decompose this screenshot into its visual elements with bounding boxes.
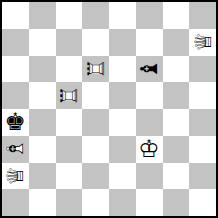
square-h7[interactable]: ♛♕ (189, 29, 216, 56)
square-g3[interactable] (163, 136, 190, 163)
square-e4[interactable] (109, 109, 136, 136)
square-b1[interactable] (29, 189, 56, 216)
white-queen-rotated-h7[interactable]: ♛♕ (190, 29, 216, 55)
square-f3[interactable]: ♚♔ (136, 136, 163, 163)
rook-glyph-outline: ♖ (83, 56, 109, 82)
square-e5[interactable] (109, 82, 136, 109)
square-b7[interactable] (29, 29, 56, 56)
square-f5[interactable] (136, 82, 163, 109)
square-g4[interactable] (163, 109, 190, 136)
square-a7[interactable] (2, 29, 29, 56)
square-a1[interactable] (2, 189, 29, 216)
chess-board: ♛♕♜♖♝♜♖♚♝♗♚♔♛♕ (0, 0, 218, 218)
square-f6[interactable]: ♝ (136, 56, 163, 83)
square-c6[interactable] (56, 56, 83, 83)
square-g7[interactable] (163, 29, 190, 56)
square-a4[interactable]: ♚ (2, 109, 29, 136)
square-a2[interactable]: ♛♕ (2, 163, 29, 190)
square-d8[interactable] (82, 2, 109, 29)
square-a8[interactable] (2, 2, 29, 29)
square-h5[interactable] (189, 82, 216, 109)
bishop-glyph-outline: ♗ (2, 136, 28, 162)
square-c2[interactable] (56, 163, 83, 190)
white-queen-rotated-a2[interactable]: ♛♕ (2, 163, 28, 189)
king-glyph-outline: ♔ (136, 136, 162, 162)
black-king-a4[interactable]: ♚ (2, 109, 28, 135)
square-d2[interactable] (82, 163, 109, 190)
square-f8[interactable] (136, 2, 163, 29)
white-bishop-rotated-a3[interactable]: ♝♗ (2, 136, 28, 162)
queen-glyph-outline: ♕ (2, 163, 28, 189)
square-b3[interactable] (29, 136, 56, 163)
square-g5[interactable] (163, 82, 190, 109)
square-g1[interactable] (163, 189, 190, 216)
square-a5[interactable] (2, 82, 29, 109)
square-h2[interactable] (189, 163, 216, 190)
white-rook-rotated-d6[interactable]: ♜♖ (83, 56, 109, 82)
square-h4[interactable] (189, 109, 216, 136)
square-d5[interactable] (82, 82, 109, 109)
square-e8[interactable] (109, 2, 136, 29)
square-h1[interactable] (189, 189, 216, 216)
square-h8[interactable] (189, 2, 216, 29)
square-c1[interactable] (56, 189, 83, 216)
square-b4[interactable] (29, 109, 56, 136)
bishop-glyph-fill: ♝ (136, 56, 162, 82)
queen-glyph-outline: ♕ (190, 29, 216, 55)
square-b8[interactable] (29, 2, 56, 29)
square-h3[interactable] (189, 136, 216, 163)
square-g6[interactable] (163, 56, 190, 83)
square-d4[interactable] (82, 109, 109, 136)
square-g2[interactable] (163, 163, 190, 190)
square-e6[interactable] (109, 56, 136, 83)
square-e1[interactable] (109, 189, 136, 216)
white-king-f3[interactable]: ♚♔ (136, 136, 162, 162)
square-g8[interactable] (163, 2, 190, 29)
square-d6[interactable]: ♜♖ (82, 56, 109, 83)
square-f7[interactable] (136, 29, 163, 56)
square-c8[interactable] (56, 2, 83, 29)
square-c5[interactable]: ♜♖ (56, 82, 83, 109)
rook-glyph-outline: ♖ (56, 83, 82, 109)
square-d3[interactable] (82, 136, 109, 163)
square-f1[interactable] (136, 189, 163, 216)
white-rook-rotated-c5[interactable]: ♜♖ (56, 83, 82, 109)
square-d7[interactable] (82, 29, 109, 56)
square-e7[interactable] (109, 29, 136, 56)
square-c4[interactable] (56, 109, 83, 136)
square-b2[interactable] (29, 163, 56, 190)
square-f2[interactable] (136, 163, 163, 190)
square-c7[interactable] (56, 29, 83, 56)
square-f4[interactable] (136, 109, 163, 136)
square-c3[interactable] (56, 136, 83, 163)
square-a6[interactable] (2, 56, 29, 83)
square-h6[interactable] (189, 56, 216, 83)
square-b5[interactable] (29, 82, 56, 109)
square-e3[interactable] (109, 136, 136, 163)
square-a3[interactable]: ♝♗ (2, 136, 29, 163)
square-d1[interactable] (82, 189, 109, 216)
square-b6[interactable] (29, 56, 56, 83)
black-bishop-rotated-f6[interactable]: ♝ (136, 56, 162, 82)
square-e2[interactable] (109, 163, 136, 190)
king-glyph-fill: ♚ (2, 109, 28, 135)
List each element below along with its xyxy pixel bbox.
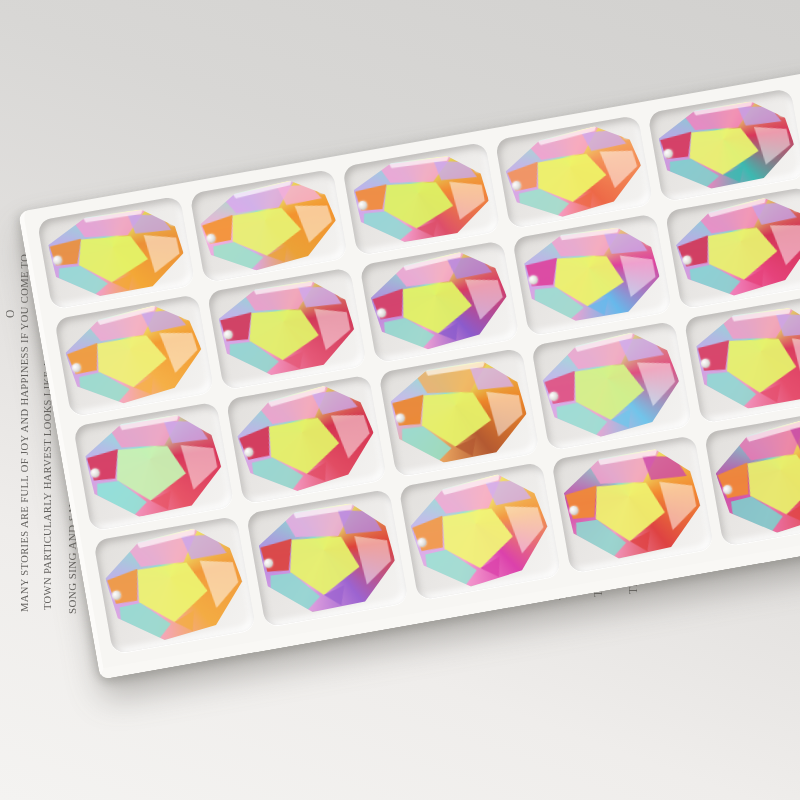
tray-cell-r4c1 — [93, 516, 256, 654]
gem-r3c1 — [81, 409, 226, 523]
gem-r2c3 — [365, 244, 514, 358]
tray-cell-r3c5 — [684, 293, 800, 423]
gem-r4c3 — [403, 466, 556, 597]
sew-hole-right — [658, 338, 669, 349]
tray-cell-r2c1 — [54, 294, 214, 416]
gem-r2c5 — [670, 190, 800, 306]
gem-r1c4 — [500, 117, 648, 226]
sew-hole-right — [316, 184, 327, 195]
sew-hole-right — [351, 390, 362, 401]
sew-hole-right — [643, 236, 653, 246]
gem-r1c1 — [45, 204, 187, 301]
tray-cell-r4c2 — [246, 489, 409, 627]
sew-hole-right — [181, 310, 192, 321]
tray-cell-r1c2 — [189, 169, 347, 283]
sew-hole-right — [338, 289, 348, 299]
tray-cell-r4c4 — [551, 435, 714, 573]
tray-cell-r3c1 — [73, 401, 234, 531]
gem-r1c3 — [351, 152, 492, 247]
sew-hole-right — [167, 216, 177, 226]
gem-r1c5 — [655, 96, 798, 195]
sew-hole-left — [52, 255, 62, 265]
sew-hole-left — [357, 200, 367, 210]
gem-r2c1 — [59, 297, 209, 413]
sew-hole-right — [473, 163, 483, 173]
gem-r3c3 — [387, 357, 531, 468]
tray-cell-r1c3 — [342, 142, 500, 256]
background-text-line: O — [4, 309, 16, 318]
sew-hole-right — [221, 535, 232, 546]
sew-hole-right — [682, 459, 692, 469]
photo-canvas: OMANY STORIES ARE FULL OF JOY AND HAPPIN… — [0, 0, 800, 800]
tray-cell-r4c3 — [399, 462, 562, 600]
sew-hole-left — [663, 148, 673, 158]
gem-r4c2 — [255, 499, 400, 618]
tray-cell-r3c3 — [378, 347, 539, 477]
gem-r3c4 — [536, 325, 686, 447]
sew-hole-right — [777, 107, 787, 117]
tray-cell-r3c2 — [226, 374, 387, 504]
gem-r4c1 — [99, 521, 251, 650]
tray-cell-r2c5 — [665, 187, 800, 309]
gem-r2c2 — [215, 276, 358, 380]
tray-cell-r2c4 — [512, 214, 672, 336]
tray-cell-r4c5 — [704, 408, 800, 546]
tray-cell-r1c1 — [37, 196, 195, 310]
sew-hole-right — [509, 370, 519, 380]
tray-cell-r2c2 — [207, 267, 367, 389]
gem-r4c4 — [559, 444, 705, 565]
sew-hole-right — [203, 423, 213, 433]
gem-r1c2 — [195, 172, 342, 279]
tray-cell-r2c3 — [360, 241, 520, 363]
gem-r3c5 — [693, 304, 800, 413]
tray-cell-r3c4 — [531, 320, 692, 450]
sew-hole-right — [487, 257, 498, 268]
gem-r4c5 — [708, 411, 800, 544]
gem-r2c4 — [521, 224, 663, 326]
tray-cell-r1c5 — [647, 88, 800, 202]
gem-r3c2 — [230, 377, 383, 502]
sew-hole-right — [377, 513, 387, 523]
sew-hole-right — [525, 481, 536, 492]
tray-cell-r1c4 — [495, 115, 653, 229]
sew-hole-right — [791, 202, 800, 213]
background-text-line: MANY STORIES ARE FULL OF JOY AND HAPPINE… — [19, 254, 30, 612]
sew-hole-right — [621, 129, 632, 140]
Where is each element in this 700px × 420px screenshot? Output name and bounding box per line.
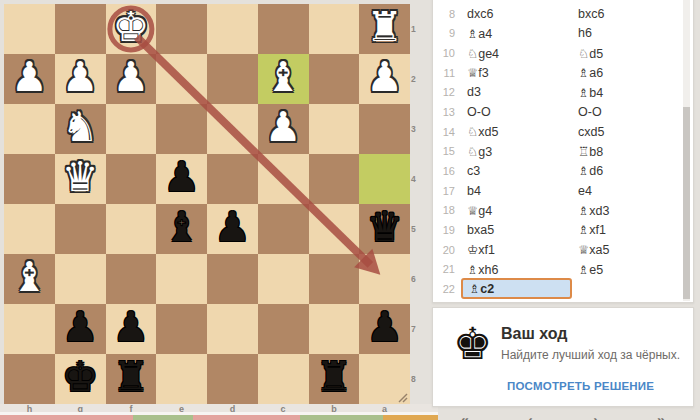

→ **DESCRIPTION OF THE TASK**: In the records, take the lines from the one containing "square-h7[interactable]: ♛♕ (189, 29, 216, 56)" through the one containing "rook-glyph-outline: ♖ (83, 56, 109, 82)", both included, and write them out with every "interactable" changed to "clickable". Leave everything else in those lines unchanged.

→ **SOLUTION FOR THIS EXERCISE**:
square-h7[clickable]: ♛♕ (189, 29, 216, 56)
square-g3[clickable] (163, 136, 190, 163)
square-e4[clickable] (109, 109, 136, 136)
square-b1[clickable] (29, 189, 56, 216)
white-queen-rotated-h7[clickable]: ♛♕ (190, 29, 216, 55)
square-f3[clickable]: ♚♔ (136, 136, 163, 163)
rook-glyph-outline: ♖ (83, 56, 109, 82)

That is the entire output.